─── READING PASSAGE ───

Anyway, Me and Mimbutu packed up and loaded up in the truck for our long drive down the beach.










All in all, it was a great trip! One that I will never forget! Caught some fish, spent time with good friends, and my fly fishing confidence has increased dramatically! Hopefully I can go next year with my tooth back in it's place!


----------



## [email protected] (Jan 14, 2005)

Great report! Nice fish too!


----------



## Joe T (Dec 13, 2012)

nice report thanks for sharing .when im there i always hit the submerged rocks on the channel side first love that spot for trout.


----------



## Laguna Freak (Nov 15, 2006)

*Wow!*

What a great documentary. I almost feel like I was there too...

You are blessed indeed.


----------



## TxAdam (Jun 28, 2007)

Nice. Thanks for sharing! I've never made that long drive down PINS before and now I'm thinking I must add that to my list of things to do next year.

I bet whenever you think about the fish that came unbuttoned you can still feel that headshake in your forearms. That's what always makes me go back!


----------



## SurfRunner (May 22, 2004)

TxAdam said:


> I bet whenever you think about the fish that came unbuttoned you can still feel that headshake in your forearms. That's what always makes me go back!


 You are right on about that! I can still feel that head shake!


----------

─── DATA EXTRACT ───

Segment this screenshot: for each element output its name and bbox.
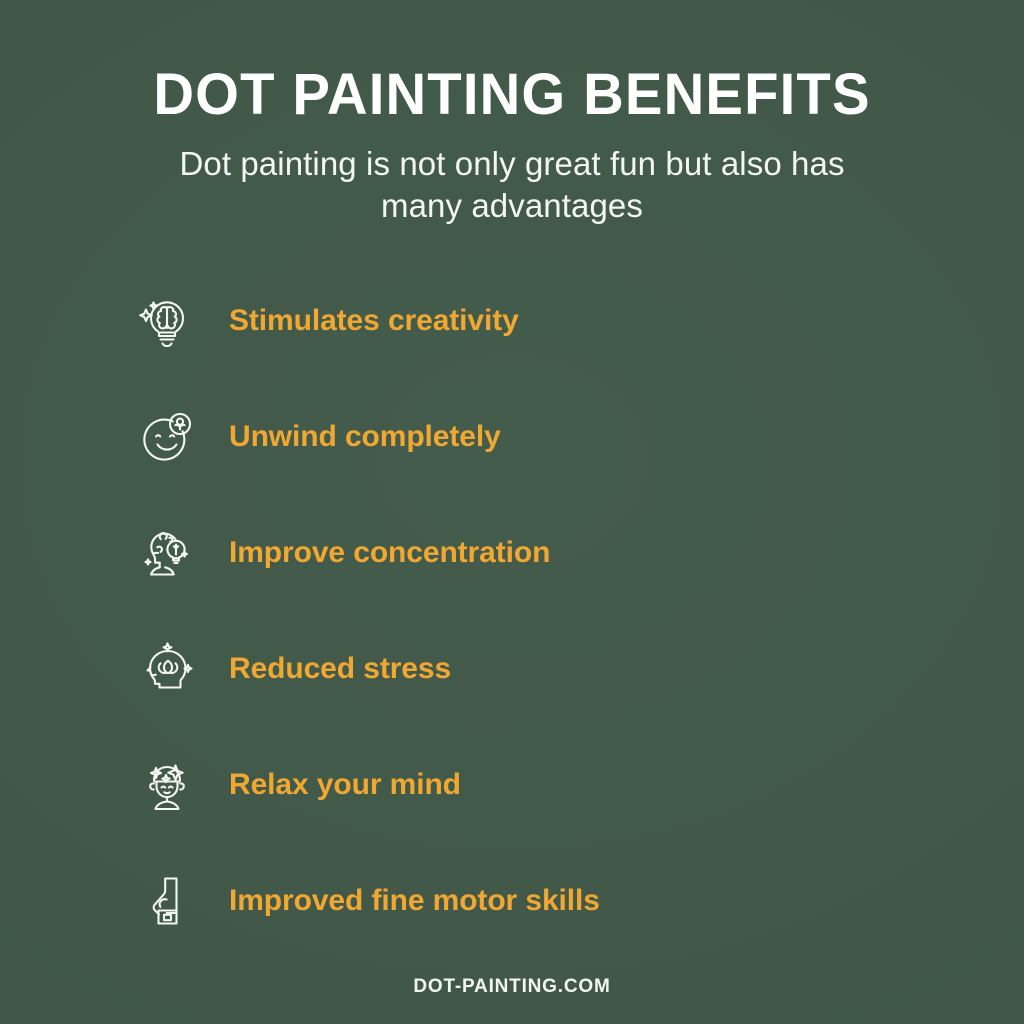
brain-lightbulb-icon [130,284,204,358]
poster-header: DOT PAINTING BENEFITS Dot painting is no… [0,0,1024,227]
list-item: Relax your mind [130,727,1024,843]
poster-footer: DOT-PAINTING.COM [0,976,1024,998]
list-item: Stimulates creativity [130,263,1024,379]
hand-holding-tool-icon [130,864,204,938]
benefit-label: Improved fine motor skills [229,884,600,918]
page-title: DOT PAINTING BENEFITS [15,66,1008,124]
benefits-list: Stimulates creativity Unwind completely [0,263,1024,959]
benefit-label: Unwind completely [229,420,501,454]
head-lotus-icon [130,632,204,706]
list-item: Improve concentration [130,495,1024,611]
benefit-label: Reduced stress [229,652,451,686]
list-item: Improved fine motor skills [130,843,1024,959]
smiling-face-flower-icon [130,400,204,474]
head-lightbulb-icon [130,516,204,590]
list-item: Reduced stress [130,611,1024,727]
benefit-label: Relax your mind [229,768,461,802]
calm-person-stars-icon [130,748,204,822]
benefit-label: Improve concentration [229,536,550,570]
page-subtitle: Dot painting is not only great fun but a… [147,143,877,227]
list-item: Unwind completely [130,379,1024,495]
website-label: DOT-PAINTING.COM [413,976,610,997]
infographic-poster: DOT PAINTING BENEFITS Dot painting is no… [0,0,1024,1024]
benefit-label: Stimulates creativity [229,304,519,338]
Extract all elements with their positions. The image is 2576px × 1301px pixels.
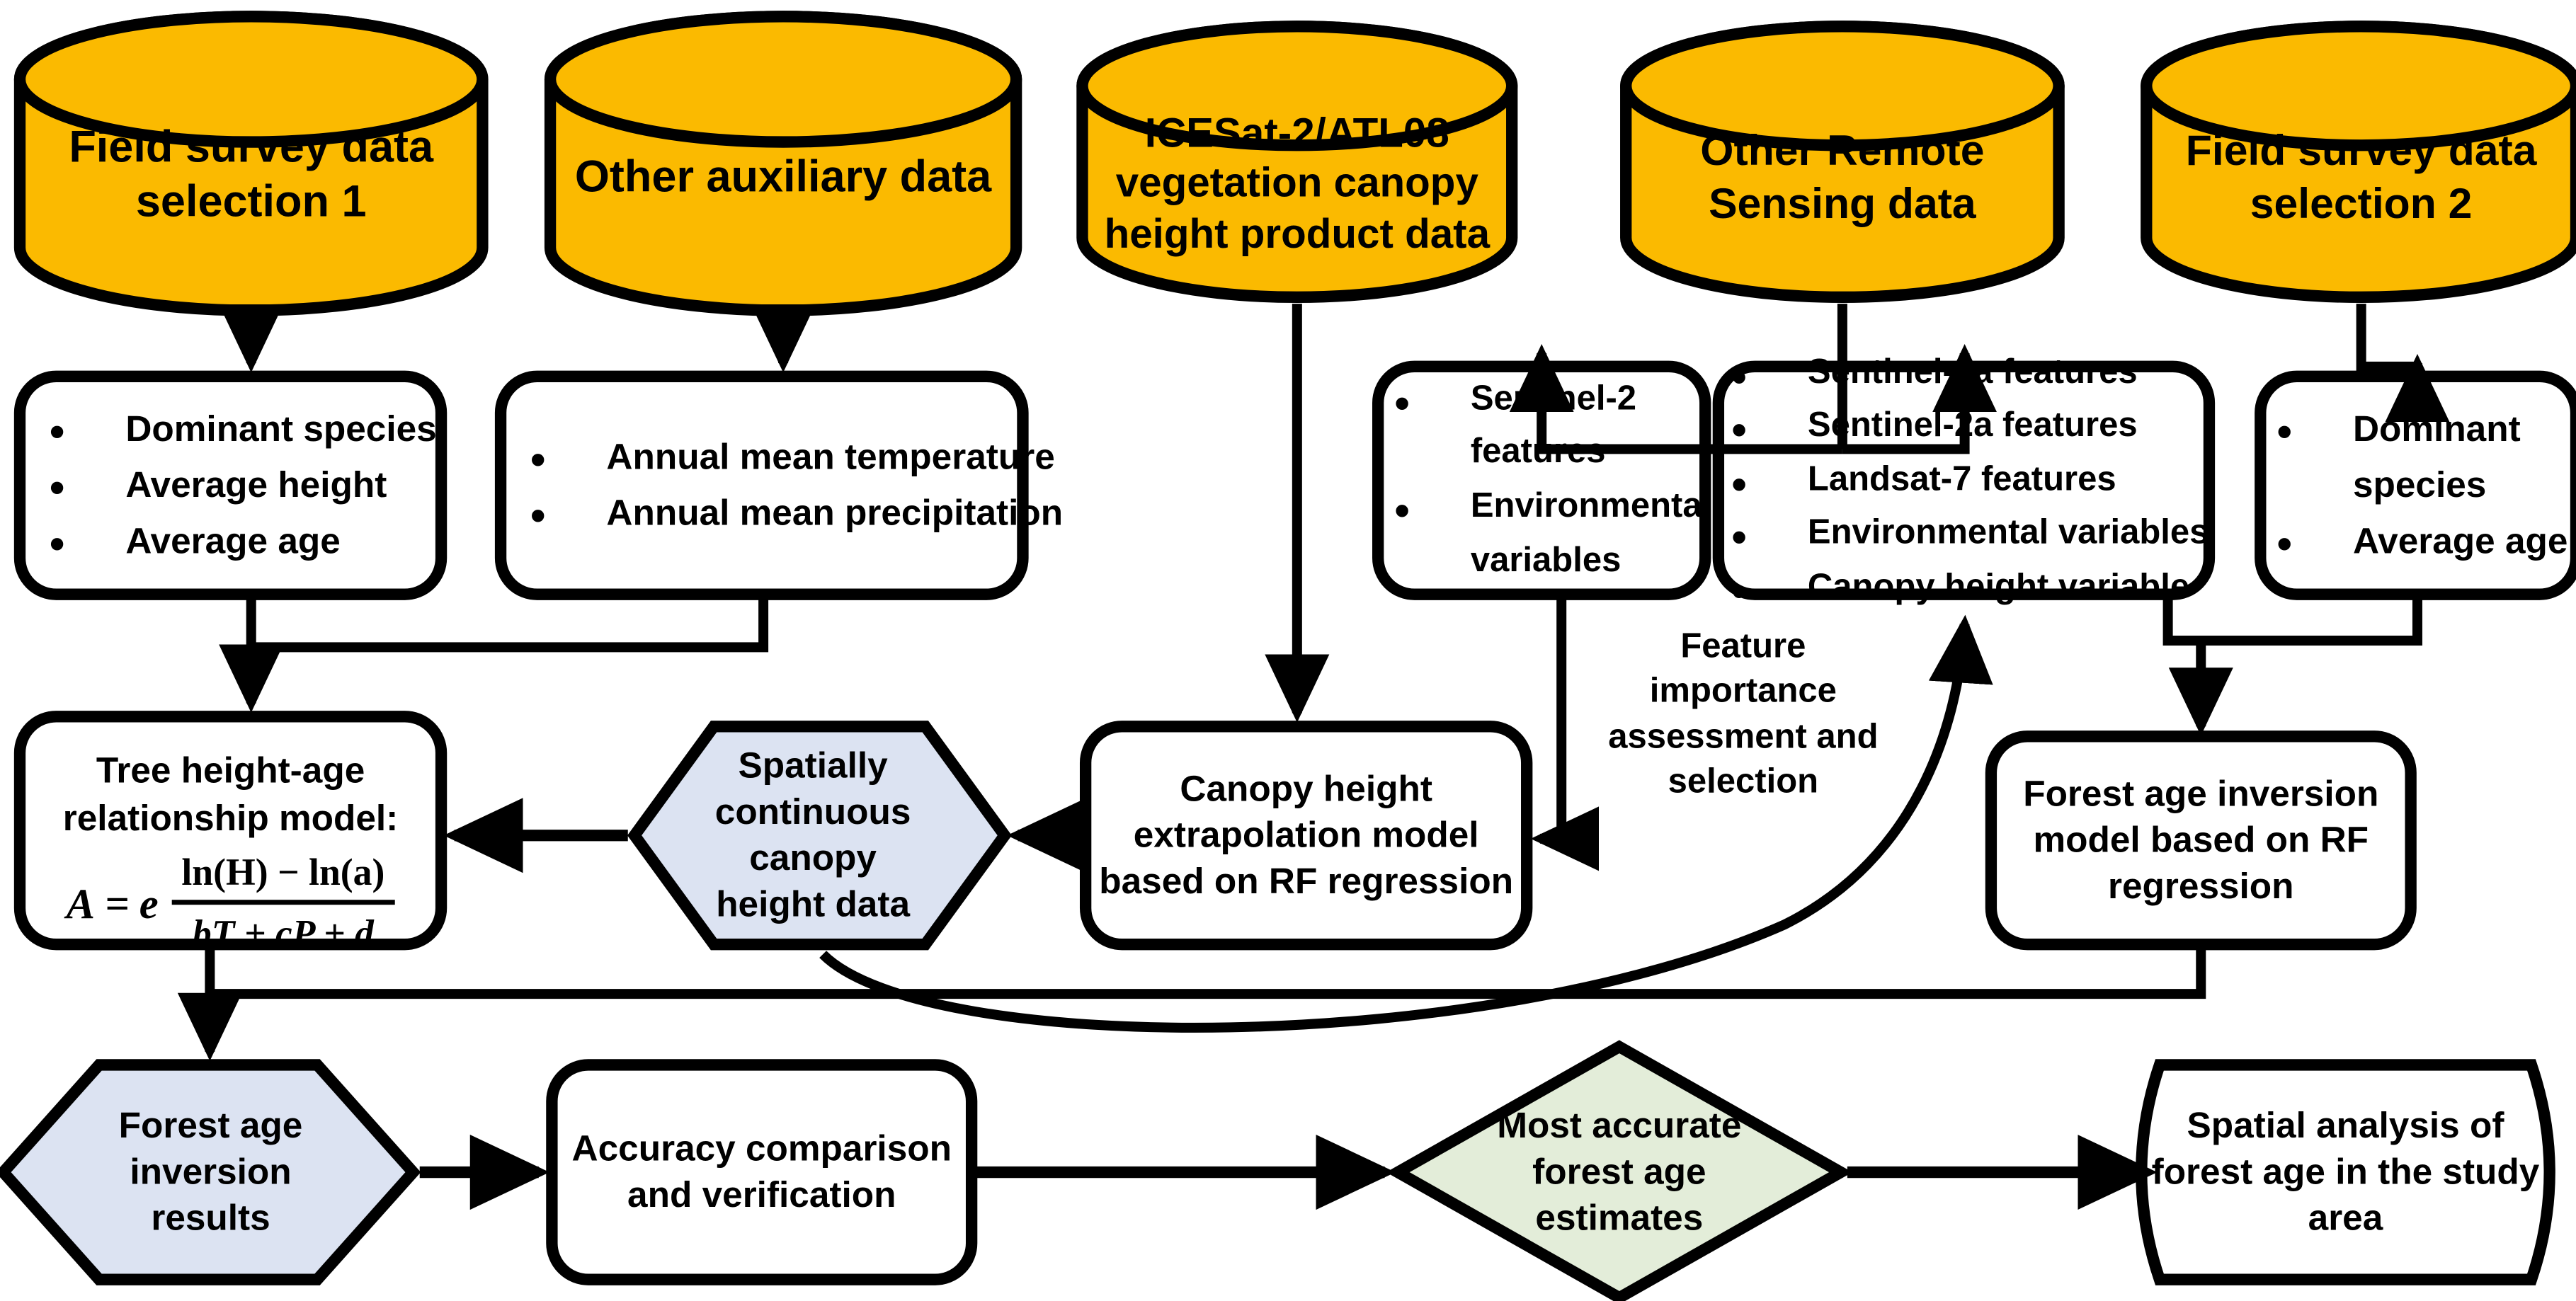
list-item: Average age — [2353, 514, 2576, 571]
list-aux-attrs: Annual mean temperature Annual mean prec… — [501, 377, 1022, 595]
formula-numerator: ln(H) − ln(a) — [171, 848, 394, 905]
label-field-survey-2: Field survey data selection 2 — [2146, 99, 2576, 256]
edge-label-feature-importance: Feature importance assessment and select… — [1578, 624, 1909, 806]
list-item: Average age — [125, 514, 441, 571]
node-forest-age-inversion-results: Forest age inversion results — [50, 1065, 372, 1279]
list-item-cont: variables — [1471, 534, 1711, 588]
edge-auxattrs-to-treemodel — [251, 597, 763, 647]
list-field1-attrs: Dominant species Average height Average … — [20, 377, 441, 595]
node-spatially-continuous-canopy-height: Spatially continuous canopy height data — [648, 726, 979, 944]
node-forest-age-inversion-model: Forest age inversion model based on RF r… — [1991, 736, 2411, 944]
node-spatial-analysis: Spatial analysis of forest age in the st… — [2151, 1065, 2539, 1279]
node-accuracy-comparison: Accuracy comparison and verification — [552, 1065, 971, 1279]
formula-base: e — [139, 876, 159, 932]
formula-lhs: A — [67, 876, 95, 932]
list-field2-attrs: Dominant species Average age — [2260, 377, 2576, 595]
edge-forestmodel-to-forestage — [210, 948, 2201, 994]
list-s2-attrs: Sentinel-2 features Environmental variab… — [1378, 367, 1705, 595]
label-other-auxiliary-data: Other auxiliary data — [550, 103, 1016, 251]
list-item: Environmental — [1471, 481, 1711, 534]
list-item: Sentinel-2 — [1471, 373, 1711, 427]
label-icesat2-atl08: ICESat-2/ATL08 vegetation canopy height … — [1052, 89, 1541, 279]
list-item: Dominant — [2353, 401, 2576, 457]
list-rs-attrs: Sentinel-1a features Sentinel-2a feature… — [1719, 367, 2209, 595]
edge-s2attrs-to-canopymodel — [1540, 597, 1561, 839]
label-field-survey-1: Field survey data selection 1 — [20, 93, 482, 258]
node-tree-height-age-model: Tree height-age relationship model: A = … — [20, 716, 441, 944]
edge-field2attrs-to-forestmodel — [2201, 597, 2417, 726]
list-item: Canopy height variable — [1808, 561, 2209, 615]
flowchart-canvas: Field survey data selection 1 Other auxi… — [0, 0, 2576, 1301]
tree-model-title: Tree height-age relationship model: — [63, 750, 399, 838]
list-item-cont: species — [2353, 457, 2576, 514]
list-item: Dominant species — [125, 401, 441, 457]
list-item: Annual mean temperature — [606, 429, 1063, 486]
edge-field2-to-attrs — [2361, 304, 2417, 367]
formula-denominator: bT + cP + d — [183, 905, 384, 959]
formula-equals: = — [105, 876, 130, 932]
list-item: Annual mean precipitation — [606, 486, 1063, 542]
list-item: Environmental variables — [1808, 508, 2209, 561]
list-item-cont: features — [1471, 427, 1711, 481]
list-item: Sentinel-1a features — [1808, 346, 2209, 400]
list-item: Sentinel-2a features — [1808, 400, 2209, 454]
node-canopy-height-extrapolation-model: Canopy height extrapolation model based … — [1085, 726, 1527, 944]
node-most-accurate-forest-age-estimates: Most accurate forest age estimates — [1454, 1065, 1785, 1279]
list-item: Average height — [125, 457, 441, 514]
tree-model-formula: A = e ln(H) − ln(a) bT + cP + d — [67, 848, 395, 958]
list-item: Landsat-7 features — [1808, 454, 2209, 508]
label-other-remote-sensing: Other Remote Sensing data — [1626, 99, 2058, 256]
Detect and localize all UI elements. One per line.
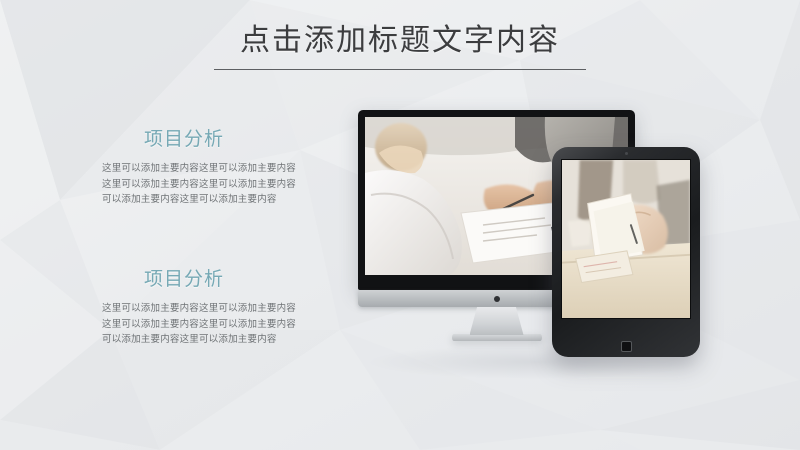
tablet-camera-icon	[625, 152, 628, 155]
slide-canvas: 点击添加标题文字内容 项目分析 这里可以添加主要内容这里可以添加主要内容 这里可…	[0, 0, 800, 450]
content-section-1: 项目分析 这里可以添加主要内容这里可以添加主要内容 这里可以添加主要内容这里可以…	[92, 124, 324, 208]
tablet-photo-hand-with-papers	[562, 160, 690, 318]
device-mockup-group	[330, 95, 730, 405]
section-1-line-3: 可以添加主要内容这里可以添加主要内容	[92, 192, 324, 208]
section-2-line-1: 这里可以添加主要内容这里可以添加主要内容	[92, 301, 324, 317]
tablet	[552, 147, 700, 357]
section-1-line-1: 这里可以添加主要内容这里可以添加主要内容	[92, 161, 324, 177]
section-2-line-2: 这里可以添加主要内容这里可以添加主要内容	[92, 317, 324, 333]
monitor-stand-base	[452, 334, 542, 341]
monitor-logo-dot	[494, 296, 500, 302]
tablet-home-button[interactable]	[621, 341, 632, 352]
section-1-line-2: 这里可以添加主要内容这里可以添加主要内容	[92, 177, 324, 193]
monitor-stand-neck	[470, 307, 524, 335]
content-section-2: 项目分析 这里可以添加主要内容这里可以添加主要内容 这里可以添加主要内容这里可以…	[92, 264, 324, 348]
title-block: 点击添加标题文字内容	[0, 22, 800, 70]
tablet-screen	[561, 159, 691, 319]
section-1-heading: 项目分析	[92, 124, 324, 151]
section-2-body: 这里可以添加主要内容这里可以添加主要内容 这里可以添加主要内容这里可以添加主要内…	[92, 301, 324, 348]
section-2-heading: 项目分析	[92, 264, 324, 291]
title-underline-rule	[214, 69, 586, 70]
section-1-body: 这里可以添加主要内容这里可以添加主要内容 这里可以添加主要内容这里可以添加主要内…	[92, 161, 324, 208]
page-title: 点击添加标题文字内容	[0, 22, 800, 60]
section-2-line-3: 可以添加主要内容这里可以添加主要内容	[92, 332, 324, 348]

───

### GOAL
Reproduce the fishing trip thread from "Great report! Nice" up to and including "spot for trout.". The rows have no connection to the fishing trip thread.

### WRITTEN SOLUTION
Great report! Nice fish too!


----------



## Joe T (Dec 13, 2012)

nice report thanks for sharing .when im there i always hit the submerged rocks on the channel side first love that spot for trout.